### GIVEN TASK
The listing below should be written out exactly; please include all of it.

### DATA SECTION
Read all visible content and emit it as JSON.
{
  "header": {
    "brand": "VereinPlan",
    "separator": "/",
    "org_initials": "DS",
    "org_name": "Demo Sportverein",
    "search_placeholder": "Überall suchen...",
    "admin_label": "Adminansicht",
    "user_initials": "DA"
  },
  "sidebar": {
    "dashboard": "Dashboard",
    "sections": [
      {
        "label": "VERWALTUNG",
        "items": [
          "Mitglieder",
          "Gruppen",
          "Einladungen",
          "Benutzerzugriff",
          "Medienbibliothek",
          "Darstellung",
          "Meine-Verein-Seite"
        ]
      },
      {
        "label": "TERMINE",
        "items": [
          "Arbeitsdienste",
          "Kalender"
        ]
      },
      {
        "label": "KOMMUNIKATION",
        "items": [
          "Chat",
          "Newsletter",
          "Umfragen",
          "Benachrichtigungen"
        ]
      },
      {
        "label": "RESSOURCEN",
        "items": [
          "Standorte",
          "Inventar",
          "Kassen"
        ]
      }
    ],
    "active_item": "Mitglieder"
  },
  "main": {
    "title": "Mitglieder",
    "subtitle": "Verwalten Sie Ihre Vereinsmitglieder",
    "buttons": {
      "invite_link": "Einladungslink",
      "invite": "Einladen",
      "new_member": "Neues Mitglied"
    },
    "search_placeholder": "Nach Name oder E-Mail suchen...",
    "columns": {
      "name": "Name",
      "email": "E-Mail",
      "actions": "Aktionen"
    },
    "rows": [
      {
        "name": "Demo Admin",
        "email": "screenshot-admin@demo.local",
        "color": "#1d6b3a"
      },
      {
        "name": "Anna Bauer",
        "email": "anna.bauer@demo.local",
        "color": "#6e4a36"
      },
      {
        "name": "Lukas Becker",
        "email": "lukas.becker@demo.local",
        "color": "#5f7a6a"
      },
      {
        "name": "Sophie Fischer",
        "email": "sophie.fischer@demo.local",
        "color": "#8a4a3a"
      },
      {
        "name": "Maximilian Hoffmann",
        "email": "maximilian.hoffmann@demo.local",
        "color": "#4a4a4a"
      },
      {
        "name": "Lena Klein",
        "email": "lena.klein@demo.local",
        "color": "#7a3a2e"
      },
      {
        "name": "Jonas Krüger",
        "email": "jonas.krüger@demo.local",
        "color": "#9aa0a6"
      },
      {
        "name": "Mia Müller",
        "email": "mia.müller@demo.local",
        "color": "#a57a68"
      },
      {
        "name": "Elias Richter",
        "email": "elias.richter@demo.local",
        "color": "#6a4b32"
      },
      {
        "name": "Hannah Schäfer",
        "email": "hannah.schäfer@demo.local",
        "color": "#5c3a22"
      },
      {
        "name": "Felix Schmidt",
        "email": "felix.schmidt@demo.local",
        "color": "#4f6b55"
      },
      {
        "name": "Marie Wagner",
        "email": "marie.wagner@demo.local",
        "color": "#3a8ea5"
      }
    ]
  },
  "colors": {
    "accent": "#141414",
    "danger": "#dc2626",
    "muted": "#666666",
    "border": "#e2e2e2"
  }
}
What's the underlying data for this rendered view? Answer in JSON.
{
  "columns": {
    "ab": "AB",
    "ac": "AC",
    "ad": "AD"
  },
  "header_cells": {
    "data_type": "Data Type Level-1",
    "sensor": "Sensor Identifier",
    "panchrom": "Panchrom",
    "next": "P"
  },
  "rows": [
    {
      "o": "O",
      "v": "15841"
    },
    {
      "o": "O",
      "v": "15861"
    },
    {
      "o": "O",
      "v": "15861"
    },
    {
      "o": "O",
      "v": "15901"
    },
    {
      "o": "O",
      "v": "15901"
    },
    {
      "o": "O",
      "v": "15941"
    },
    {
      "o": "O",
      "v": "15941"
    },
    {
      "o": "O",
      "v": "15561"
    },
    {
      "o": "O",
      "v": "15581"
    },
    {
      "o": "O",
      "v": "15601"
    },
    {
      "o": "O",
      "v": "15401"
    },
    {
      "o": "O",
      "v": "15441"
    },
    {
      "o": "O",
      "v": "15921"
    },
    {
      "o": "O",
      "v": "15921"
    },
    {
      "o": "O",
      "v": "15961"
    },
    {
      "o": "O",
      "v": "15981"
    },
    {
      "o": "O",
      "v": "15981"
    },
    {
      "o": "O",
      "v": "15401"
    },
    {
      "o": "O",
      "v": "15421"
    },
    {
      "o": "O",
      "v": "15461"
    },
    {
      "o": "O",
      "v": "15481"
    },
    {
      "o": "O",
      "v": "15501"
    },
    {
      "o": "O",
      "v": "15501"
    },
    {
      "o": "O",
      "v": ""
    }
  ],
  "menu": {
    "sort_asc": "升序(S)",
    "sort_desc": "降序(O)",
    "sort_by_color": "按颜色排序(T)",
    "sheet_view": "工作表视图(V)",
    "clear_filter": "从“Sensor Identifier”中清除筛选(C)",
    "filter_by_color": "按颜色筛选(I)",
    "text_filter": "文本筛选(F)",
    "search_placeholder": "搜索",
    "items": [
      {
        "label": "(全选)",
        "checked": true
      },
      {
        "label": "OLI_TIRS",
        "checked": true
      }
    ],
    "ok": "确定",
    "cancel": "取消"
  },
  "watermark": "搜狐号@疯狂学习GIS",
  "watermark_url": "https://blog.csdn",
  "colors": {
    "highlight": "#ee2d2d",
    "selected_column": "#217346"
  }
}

### TASK OUTPUT
Read all visible content and emit it as JSON.
{
  "header": {
    "brand": "VereinPlan",
    "separator": "/",
    "org_initials": "DS",
    "org_name": "Demo Sportverein",
    "search_placeholder": "Überall suchen...",
    "admin_label": "Adminansicht",
    "user_initials": "DA"
  },
  "sidebar": {
    "dashboard": "Dashboard",
    "sections": [
      {
        "label": "VERWALTUNG",
        "items": [
          "Mitglieder",
          "Gruppen",
          "Einladungen",
          "Benutzerzugriff",
          "Medienbibliothek",
          "Darstellung",
          "Meine-Verein-Seite"
        ]
      },
      {
        "label": "TERMINE",
        "items": [
          "Arbeitsdienste",
          "Kalender"
        ]
      },
      {
        "label": "KOMMUNIKATION",
        "items": [
          "Chat",
          "Newsletter",
          "Umfragen",
          "Benachrichtigungen"
        ]
      },
      {
        "label": "RESSOURCEN",
        "items": [
          "Standorte",
          "Inventar",
          "Kassen"
        ]
      }
    ],
    "active_item": "Mitglieder"
  },
  "main": {
    "title": "Mitglieder",
    "subtitle": "Verwalten Sie Ihre Vereinsmitglieder",
    "buttons": {
      "invite_link": "Einladungslink",
      "invite": "Einladen",
      "new_member": "Neues Mitglied"
    },
    "search_placeholder": "Nach Name oder E-Mail suchen...",
    "columns": {
      "name": "Name",
      "email": "E-Mail",
      "actions": "Aktionen"
    },
    "rows": [
      {
        "name": "Demo Admin",
        "email": "screenshot-admin@demo.local",
        "color": "#1d6b3a"
      },
      {
        "name": "Anna Bauer",
        "email": "anna.bauer@demo.local",
        "color": "#6e4a36"
      },
      {
        "name": "Lukas Becker",
        "email": "lukas.becker@demo.local",
        "color": "#5f7a6a"
      },
      {
        "name": "Sophie Fischer",
        "email": "sophie.fischer@demo.local",
        "color": "#8a4a3a"
      },
      {
        "name": "Maximilian Hoffmann",
        "email": "maximilian.hoffmann@demo.local",
        "color": "#4a4a4a"
      },
      {
        "name": "Lena Klein",
        "email": "lena.klein@demo.local",
        "color": "#7a3a2e"
      },
      {
        "name": "Jonas Krüger",
        "email": "jonas.krüger@demo.local",
        "color": "#9aa0a6"
      },
      {
        "name": "Mia Müller",
        "email": "mia.müller@demo.local",
        "color": "#a57a68"
      },
      {
        "name": "Elias Richter",
        "email": "elias.richter@demo.local",
        "color": "#6a4b32"
      },
      {
        "name": "Hannah Schäfer",
        "email": "hannah.schäfer@demo.local",
        "color": "#5c3a22"
      },
      {
        "name": "Felix Schmidt",
        "email": "felix.schmidt@demo.local",
        "color": "#4f6b55"
      },
      {
        "name": "Marie Wagner",
        "email": "marie.wagner@demo.local",
        "color": "#3a8ea5"
      }
    ]
  },
  "colors": {
    "accent": "#141414",
    "danger": "#dc2626",
    "muted": "#666666",
    "border": "#e2e2e2"
  }
}
What's the underlying data for this rendered view? Answer in JSON.
{
  "columns": {
    "ab": "AB",
    "ac": "AC",
    "ad": "AD"
  },
  "header_cells": {
    "data_type": "Data Type Level-1",
    "sensor": "Sensor Identifier",
    "panchrom": "Panchrom",
    "next": "P"
  },
  "rows": [
    {
      "o": "O",
      "v": "15841"
    },
    {
      "o": "O",
      "v": "15861"
    },
    {
      "o": "O",
      "v": "15861"
    },
    {
      "o": "O",
      "v": "15901"
    },
    {
      "o": "O",
      "v": "15901"
    },
    {
      "o": "O",
      "v": "15941"
    },
    {
      "o": "O",
      "v": "15941"
    },
    {
      "o": "O",
      "v": "15561"
    },
    {
      "o": "O",
      "v": "15581"
    },
    {
      "o": "O",
      "v": "15601"
    },
    {
      "o": "O",
      "v": "15401"
    },
    {
      "o": "O",
      "v": "15441"
    },
    {
      "o": "O",
      "v": "15921"
    },
    {
      "o": "O",
      "v": "15921"
    },
    {
      "o": "O",
      "v": "15961"
    },
    {
      "o": "O",
      "v": "15981"
    },
    {
      "o": "O",
      "v": "15981"
    },
    {
      "o": "O",
      "v": "15401"
    },
    {
      "o": "O",
      "v": "15421"
    },
    {
      "o": "O",
      "v": "15461"
    },
    {
      "o": "O",
      "v": "15481"
    },
    {
      "o": "O",
      "v": "15501"
    },
    {
      "o": "O",
      "v": "15501"
    },
    {
      "o": "O",
      "v": ""
    }
  ],
  "menu": {
    "sort_asc": "升序(S)",
    "sort_desc": "降序(O)",
    "sort_by_color": "按颜色排序(T)",
    "sheet_view": "工作表视图(V)",
    "clear_filter": "从“Sensor Identifier”中清除筛选(C)",
    "filter_by_color": "按颜色筛选(I)",
    "text_filter": "文本筛选(F)",
    "search_placeholder": "搜索",
    "items": [
      {
        "label": "(全选)",
        "checked": true
      },
      {
        "label": "OLI_TIRS",
        "checked": true
      }
    ],
    "ok": "确定",
    "cancel": "取消"
  },
  "watermark": "搜狐号@疯狂学习GIS",
  "watermark_url": "https://blog.csdn",
  "colors": {
    "highlight": "#ee2d2d",
    "selected_column": "#217346"
  }
}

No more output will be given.